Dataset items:
.....
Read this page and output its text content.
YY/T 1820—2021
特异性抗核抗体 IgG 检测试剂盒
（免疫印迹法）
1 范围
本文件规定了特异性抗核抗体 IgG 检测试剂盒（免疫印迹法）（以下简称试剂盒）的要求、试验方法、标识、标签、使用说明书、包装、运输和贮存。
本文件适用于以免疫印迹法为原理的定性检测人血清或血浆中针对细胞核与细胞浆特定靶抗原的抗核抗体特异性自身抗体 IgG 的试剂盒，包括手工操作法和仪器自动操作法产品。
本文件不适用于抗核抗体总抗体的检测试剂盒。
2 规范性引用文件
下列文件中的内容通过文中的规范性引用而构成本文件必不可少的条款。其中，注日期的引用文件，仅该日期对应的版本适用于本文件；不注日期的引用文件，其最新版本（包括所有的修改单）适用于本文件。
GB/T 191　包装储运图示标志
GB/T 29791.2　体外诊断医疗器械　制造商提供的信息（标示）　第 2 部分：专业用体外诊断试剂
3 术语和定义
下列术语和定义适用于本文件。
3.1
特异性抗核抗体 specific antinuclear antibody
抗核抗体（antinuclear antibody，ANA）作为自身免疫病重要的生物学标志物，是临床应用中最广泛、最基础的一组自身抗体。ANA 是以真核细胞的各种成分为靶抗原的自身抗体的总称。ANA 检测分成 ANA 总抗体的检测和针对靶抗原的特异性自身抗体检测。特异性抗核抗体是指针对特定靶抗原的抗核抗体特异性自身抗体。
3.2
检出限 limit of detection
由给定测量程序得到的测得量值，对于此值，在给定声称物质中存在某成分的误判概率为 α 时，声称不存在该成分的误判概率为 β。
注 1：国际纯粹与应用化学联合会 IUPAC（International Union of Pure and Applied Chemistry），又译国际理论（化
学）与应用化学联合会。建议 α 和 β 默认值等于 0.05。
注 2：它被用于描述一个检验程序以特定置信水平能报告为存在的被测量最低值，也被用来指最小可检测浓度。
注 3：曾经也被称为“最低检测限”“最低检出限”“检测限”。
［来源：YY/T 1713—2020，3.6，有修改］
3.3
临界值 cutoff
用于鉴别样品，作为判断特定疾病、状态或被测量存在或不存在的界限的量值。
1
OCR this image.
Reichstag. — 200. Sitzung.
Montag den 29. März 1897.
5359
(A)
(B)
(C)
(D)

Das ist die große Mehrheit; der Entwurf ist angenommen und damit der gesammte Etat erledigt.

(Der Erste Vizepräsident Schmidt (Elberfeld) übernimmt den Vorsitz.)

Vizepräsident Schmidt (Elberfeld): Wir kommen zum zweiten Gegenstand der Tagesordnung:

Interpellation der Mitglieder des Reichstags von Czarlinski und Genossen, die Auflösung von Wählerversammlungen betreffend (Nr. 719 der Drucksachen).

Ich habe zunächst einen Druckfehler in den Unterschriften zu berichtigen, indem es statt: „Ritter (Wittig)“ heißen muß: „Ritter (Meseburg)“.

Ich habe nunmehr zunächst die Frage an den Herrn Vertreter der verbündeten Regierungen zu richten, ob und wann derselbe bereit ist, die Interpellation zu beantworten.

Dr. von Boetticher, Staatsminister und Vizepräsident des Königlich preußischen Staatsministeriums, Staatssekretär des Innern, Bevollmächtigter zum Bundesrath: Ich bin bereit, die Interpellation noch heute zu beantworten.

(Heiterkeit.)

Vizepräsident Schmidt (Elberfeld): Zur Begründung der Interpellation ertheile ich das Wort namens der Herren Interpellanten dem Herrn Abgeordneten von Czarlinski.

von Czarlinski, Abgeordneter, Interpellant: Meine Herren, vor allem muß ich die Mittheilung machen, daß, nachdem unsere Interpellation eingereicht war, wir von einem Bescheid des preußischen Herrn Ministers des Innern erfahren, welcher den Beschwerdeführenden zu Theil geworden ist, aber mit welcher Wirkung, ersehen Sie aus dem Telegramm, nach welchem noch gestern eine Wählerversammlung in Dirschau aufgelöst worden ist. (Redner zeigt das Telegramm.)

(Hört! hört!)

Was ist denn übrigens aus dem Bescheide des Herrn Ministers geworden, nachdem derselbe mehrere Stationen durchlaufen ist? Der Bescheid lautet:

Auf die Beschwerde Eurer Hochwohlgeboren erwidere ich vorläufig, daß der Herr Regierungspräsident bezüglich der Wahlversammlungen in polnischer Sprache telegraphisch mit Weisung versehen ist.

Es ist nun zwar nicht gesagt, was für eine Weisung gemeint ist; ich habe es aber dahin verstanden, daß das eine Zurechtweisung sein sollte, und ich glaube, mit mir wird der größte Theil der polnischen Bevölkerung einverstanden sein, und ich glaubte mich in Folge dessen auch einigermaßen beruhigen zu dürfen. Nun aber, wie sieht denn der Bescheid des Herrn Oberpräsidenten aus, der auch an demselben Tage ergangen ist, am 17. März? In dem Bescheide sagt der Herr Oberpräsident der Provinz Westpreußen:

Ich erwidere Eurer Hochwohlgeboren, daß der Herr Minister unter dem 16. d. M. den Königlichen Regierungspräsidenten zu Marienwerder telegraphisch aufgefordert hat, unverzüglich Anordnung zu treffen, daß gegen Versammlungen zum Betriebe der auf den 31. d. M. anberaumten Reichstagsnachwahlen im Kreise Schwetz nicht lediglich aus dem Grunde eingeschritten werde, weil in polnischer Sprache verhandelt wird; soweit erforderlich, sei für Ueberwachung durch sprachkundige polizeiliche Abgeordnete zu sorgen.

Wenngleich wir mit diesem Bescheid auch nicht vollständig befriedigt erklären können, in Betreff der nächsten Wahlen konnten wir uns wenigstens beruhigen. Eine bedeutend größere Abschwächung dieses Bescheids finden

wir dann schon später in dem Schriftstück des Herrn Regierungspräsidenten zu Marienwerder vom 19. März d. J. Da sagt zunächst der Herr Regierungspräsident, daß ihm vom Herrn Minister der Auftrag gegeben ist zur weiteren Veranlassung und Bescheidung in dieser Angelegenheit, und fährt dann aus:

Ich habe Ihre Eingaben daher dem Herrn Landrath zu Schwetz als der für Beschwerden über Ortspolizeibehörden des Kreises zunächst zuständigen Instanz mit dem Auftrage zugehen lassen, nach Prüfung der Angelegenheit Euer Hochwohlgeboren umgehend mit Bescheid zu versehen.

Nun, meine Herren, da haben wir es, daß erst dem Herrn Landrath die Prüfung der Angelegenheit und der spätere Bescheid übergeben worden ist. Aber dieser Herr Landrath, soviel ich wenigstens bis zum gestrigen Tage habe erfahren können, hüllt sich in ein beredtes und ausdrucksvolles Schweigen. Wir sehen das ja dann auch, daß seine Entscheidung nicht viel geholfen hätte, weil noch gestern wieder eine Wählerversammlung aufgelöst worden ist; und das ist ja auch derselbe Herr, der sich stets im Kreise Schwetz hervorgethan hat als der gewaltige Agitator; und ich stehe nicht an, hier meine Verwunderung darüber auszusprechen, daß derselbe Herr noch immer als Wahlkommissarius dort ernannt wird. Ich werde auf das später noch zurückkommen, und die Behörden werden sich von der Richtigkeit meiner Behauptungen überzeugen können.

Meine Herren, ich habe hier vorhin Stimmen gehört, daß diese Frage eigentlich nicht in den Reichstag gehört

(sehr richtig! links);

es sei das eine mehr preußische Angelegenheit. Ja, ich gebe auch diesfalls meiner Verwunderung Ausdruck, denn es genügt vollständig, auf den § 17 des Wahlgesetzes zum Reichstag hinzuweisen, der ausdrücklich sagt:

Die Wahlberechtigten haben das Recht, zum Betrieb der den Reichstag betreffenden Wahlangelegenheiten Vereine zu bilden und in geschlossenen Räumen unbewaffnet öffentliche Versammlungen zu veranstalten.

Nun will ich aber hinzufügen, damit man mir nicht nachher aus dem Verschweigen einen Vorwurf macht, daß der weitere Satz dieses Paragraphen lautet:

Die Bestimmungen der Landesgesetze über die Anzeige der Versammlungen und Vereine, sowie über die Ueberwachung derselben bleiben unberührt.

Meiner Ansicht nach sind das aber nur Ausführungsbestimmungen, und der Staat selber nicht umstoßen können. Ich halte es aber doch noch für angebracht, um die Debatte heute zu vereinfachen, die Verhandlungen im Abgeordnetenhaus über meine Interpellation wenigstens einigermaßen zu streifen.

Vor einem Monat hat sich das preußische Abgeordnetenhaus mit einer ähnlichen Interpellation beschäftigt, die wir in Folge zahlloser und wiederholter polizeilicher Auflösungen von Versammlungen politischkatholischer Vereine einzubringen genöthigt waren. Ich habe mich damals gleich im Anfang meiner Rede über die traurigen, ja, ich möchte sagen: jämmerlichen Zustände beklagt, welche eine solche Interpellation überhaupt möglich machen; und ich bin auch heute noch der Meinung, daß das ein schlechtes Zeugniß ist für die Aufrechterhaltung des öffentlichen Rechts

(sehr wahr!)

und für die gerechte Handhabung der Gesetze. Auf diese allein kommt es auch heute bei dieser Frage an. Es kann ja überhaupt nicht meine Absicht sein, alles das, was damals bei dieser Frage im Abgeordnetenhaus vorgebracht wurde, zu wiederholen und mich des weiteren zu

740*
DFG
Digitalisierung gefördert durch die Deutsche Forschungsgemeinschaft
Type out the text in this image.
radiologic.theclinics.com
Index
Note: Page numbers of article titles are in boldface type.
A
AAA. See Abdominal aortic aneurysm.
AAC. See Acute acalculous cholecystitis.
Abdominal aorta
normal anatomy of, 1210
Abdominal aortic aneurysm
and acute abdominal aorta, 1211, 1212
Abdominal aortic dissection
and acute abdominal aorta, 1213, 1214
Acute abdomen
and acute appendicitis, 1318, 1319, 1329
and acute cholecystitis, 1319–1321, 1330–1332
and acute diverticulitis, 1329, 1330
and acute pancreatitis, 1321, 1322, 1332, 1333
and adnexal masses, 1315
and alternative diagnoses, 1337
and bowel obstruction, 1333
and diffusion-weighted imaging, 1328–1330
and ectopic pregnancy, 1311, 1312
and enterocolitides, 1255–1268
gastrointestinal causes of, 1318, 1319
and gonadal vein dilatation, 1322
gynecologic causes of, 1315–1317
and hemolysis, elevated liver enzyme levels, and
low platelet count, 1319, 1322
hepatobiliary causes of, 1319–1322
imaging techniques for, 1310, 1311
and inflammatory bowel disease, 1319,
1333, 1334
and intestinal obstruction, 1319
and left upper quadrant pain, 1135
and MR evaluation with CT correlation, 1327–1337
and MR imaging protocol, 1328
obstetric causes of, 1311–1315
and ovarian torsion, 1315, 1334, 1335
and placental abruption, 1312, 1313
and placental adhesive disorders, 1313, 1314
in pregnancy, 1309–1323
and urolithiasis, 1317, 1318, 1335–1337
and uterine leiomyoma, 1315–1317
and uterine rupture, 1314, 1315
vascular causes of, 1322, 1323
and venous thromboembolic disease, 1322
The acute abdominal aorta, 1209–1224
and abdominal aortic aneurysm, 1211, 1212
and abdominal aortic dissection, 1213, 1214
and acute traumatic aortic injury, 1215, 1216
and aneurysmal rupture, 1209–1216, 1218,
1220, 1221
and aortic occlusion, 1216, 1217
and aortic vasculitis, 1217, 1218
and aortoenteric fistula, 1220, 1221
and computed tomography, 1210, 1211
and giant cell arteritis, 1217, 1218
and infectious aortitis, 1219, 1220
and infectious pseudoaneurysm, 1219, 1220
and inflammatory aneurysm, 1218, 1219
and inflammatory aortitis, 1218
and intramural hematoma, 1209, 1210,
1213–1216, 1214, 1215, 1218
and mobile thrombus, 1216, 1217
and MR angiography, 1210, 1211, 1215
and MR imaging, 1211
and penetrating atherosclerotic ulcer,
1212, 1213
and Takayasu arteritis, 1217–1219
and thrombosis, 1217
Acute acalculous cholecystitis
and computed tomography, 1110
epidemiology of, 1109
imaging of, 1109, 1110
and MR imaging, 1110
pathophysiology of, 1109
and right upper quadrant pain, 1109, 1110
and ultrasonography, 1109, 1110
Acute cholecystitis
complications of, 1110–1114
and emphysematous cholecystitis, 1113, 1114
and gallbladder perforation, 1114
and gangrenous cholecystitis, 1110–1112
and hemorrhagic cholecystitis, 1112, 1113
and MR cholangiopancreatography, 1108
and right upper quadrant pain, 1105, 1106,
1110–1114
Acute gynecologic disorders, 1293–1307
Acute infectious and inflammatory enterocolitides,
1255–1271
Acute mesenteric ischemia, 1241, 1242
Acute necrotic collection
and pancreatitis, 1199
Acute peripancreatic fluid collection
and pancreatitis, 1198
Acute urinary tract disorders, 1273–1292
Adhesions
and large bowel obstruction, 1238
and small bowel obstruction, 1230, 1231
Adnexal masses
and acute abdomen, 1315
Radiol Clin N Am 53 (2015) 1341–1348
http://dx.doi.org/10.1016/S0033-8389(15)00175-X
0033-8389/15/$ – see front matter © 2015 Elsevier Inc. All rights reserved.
.....
• EXERCISE AIM: How many lines in these entries hold the string "Weisung"? Answer with the number alone.

• YOUR RESPONSE: 2